## CHALLENGE
Take the line that contains "Transcribe this image's" and each line after it in the material below, and transcribe them exactly, stopping at the end.
/---
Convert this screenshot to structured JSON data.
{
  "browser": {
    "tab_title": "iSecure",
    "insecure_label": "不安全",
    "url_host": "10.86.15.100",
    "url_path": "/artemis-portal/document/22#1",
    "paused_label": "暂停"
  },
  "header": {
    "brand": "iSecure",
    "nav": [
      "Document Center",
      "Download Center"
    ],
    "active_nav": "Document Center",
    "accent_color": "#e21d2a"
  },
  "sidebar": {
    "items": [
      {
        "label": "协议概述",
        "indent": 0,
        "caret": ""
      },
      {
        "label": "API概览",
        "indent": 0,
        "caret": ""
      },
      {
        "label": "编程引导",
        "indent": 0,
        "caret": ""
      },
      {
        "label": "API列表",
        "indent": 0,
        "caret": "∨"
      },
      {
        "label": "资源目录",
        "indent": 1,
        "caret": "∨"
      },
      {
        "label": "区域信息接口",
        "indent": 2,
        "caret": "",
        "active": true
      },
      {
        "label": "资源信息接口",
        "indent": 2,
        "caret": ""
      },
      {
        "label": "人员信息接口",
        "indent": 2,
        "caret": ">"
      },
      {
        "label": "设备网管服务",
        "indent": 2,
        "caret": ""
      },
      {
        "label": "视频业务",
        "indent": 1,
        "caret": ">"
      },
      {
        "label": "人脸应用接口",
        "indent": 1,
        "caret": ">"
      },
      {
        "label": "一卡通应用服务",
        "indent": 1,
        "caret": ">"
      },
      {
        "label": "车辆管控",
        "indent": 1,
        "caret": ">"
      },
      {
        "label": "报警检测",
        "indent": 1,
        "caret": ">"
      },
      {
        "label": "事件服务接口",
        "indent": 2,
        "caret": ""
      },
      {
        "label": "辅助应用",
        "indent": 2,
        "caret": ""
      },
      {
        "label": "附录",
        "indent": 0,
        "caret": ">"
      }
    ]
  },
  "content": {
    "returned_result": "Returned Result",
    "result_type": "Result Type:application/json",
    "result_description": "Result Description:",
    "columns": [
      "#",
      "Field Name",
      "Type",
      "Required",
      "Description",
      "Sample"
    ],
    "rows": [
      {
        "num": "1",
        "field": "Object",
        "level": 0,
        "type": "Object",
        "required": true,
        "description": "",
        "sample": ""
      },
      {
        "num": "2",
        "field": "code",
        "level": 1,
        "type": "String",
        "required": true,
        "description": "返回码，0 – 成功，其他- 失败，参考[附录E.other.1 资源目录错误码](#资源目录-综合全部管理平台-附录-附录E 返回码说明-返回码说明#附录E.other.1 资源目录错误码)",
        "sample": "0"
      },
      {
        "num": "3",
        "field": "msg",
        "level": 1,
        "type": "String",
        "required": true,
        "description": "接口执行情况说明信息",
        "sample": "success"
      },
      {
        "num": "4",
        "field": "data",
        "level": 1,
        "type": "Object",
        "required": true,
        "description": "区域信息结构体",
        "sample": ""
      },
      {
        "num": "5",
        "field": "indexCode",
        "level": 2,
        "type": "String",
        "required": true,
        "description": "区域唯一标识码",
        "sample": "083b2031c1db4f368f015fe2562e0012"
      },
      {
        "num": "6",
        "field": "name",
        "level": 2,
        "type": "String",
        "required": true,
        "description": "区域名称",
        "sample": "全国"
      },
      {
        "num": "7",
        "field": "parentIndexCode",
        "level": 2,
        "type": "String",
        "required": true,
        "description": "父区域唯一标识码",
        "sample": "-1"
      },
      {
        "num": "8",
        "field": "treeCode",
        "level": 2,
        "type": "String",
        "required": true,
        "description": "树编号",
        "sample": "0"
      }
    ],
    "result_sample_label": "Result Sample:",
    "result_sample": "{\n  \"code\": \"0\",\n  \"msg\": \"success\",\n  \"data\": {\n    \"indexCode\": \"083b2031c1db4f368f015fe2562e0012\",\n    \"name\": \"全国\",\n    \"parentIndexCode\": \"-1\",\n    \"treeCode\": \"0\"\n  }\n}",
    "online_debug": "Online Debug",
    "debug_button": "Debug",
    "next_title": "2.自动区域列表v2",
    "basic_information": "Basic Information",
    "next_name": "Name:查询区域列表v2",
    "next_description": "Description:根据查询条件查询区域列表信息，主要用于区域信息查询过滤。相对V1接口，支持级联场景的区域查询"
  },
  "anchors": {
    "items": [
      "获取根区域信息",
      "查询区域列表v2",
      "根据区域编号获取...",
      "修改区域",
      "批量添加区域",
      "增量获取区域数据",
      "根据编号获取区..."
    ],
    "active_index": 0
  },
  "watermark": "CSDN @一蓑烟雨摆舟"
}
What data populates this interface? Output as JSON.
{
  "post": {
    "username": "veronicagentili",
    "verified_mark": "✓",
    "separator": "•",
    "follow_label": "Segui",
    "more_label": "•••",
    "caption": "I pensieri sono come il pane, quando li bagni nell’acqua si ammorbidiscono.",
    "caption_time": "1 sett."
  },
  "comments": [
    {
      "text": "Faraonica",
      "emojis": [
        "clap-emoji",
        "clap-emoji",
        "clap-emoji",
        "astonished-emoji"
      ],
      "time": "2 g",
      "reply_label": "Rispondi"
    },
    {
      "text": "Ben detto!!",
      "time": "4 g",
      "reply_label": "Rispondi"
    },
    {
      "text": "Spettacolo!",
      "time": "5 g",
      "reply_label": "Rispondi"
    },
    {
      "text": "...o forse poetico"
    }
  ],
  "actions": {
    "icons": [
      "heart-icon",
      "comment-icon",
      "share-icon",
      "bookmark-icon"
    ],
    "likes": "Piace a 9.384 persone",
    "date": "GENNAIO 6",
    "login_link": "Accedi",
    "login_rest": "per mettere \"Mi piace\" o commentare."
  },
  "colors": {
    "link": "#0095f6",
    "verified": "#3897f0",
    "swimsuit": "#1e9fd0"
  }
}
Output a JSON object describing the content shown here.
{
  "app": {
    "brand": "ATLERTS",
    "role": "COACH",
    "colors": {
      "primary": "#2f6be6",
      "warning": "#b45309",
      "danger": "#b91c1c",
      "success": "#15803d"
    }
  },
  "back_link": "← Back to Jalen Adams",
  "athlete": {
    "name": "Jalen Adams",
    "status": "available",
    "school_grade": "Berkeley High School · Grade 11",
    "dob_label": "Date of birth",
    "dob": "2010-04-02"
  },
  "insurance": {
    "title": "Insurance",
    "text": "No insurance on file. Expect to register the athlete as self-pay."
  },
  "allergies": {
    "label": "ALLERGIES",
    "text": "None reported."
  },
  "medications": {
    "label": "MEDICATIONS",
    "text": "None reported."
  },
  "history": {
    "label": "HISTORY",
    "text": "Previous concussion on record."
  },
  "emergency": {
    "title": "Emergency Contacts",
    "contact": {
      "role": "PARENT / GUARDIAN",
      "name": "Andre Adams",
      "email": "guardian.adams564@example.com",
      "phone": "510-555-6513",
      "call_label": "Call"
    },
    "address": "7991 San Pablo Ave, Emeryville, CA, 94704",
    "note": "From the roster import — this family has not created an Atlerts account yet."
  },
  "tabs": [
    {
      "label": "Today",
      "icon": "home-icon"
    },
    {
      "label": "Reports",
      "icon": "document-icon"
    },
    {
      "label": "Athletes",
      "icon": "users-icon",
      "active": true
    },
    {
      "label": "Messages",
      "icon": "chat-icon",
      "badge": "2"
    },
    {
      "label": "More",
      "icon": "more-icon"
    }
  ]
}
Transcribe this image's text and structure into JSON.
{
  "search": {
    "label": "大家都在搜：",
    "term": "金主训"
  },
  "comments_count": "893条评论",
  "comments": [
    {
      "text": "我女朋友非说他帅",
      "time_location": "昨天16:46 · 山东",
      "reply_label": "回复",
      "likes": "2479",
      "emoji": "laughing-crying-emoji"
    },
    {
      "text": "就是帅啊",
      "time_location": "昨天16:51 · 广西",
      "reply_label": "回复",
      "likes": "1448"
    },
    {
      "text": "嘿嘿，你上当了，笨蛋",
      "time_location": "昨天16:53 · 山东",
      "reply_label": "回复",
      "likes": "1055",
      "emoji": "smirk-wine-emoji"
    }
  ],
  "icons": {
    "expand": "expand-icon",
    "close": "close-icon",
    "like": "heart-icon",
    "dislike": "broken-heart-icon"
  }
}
\---
## CORRECT ANSWER
Transcribe this image's text and structure into JSON.
{
  "search": {
    "label": "大家都在搜：",
    "term": "金主训"
  },
  "comments_count": "893条评论",
  "comments": [
    {
      "text": "我女朋友非说他帅",
      "time_location": "昨天16:46 · 山东",
      "reply_label": "回复",
      "likes": "2479",
      "emoji": "laughing-crying-emoji"
    },
    {
      "text": "就是帅啊",
      "time_location": "昨天16:51 · 广西",
      "reply_label": "回复",
      "likes": "1448"
    },
    {
      "text": "嘿嘿，你上当了，笨蛋",
      "time_location": "昨天16:53 · 山东",
      "reply_label": "回复",
      "likes": "1055",
      "emoji": "smirk-wine-emoji"
    }
  ],
  "icons": {
    "expand": "expand-icon",
    "close": "close-icon",
    "like": "heart-icon",
    "dislike": "broken-heart-icon"
  }
}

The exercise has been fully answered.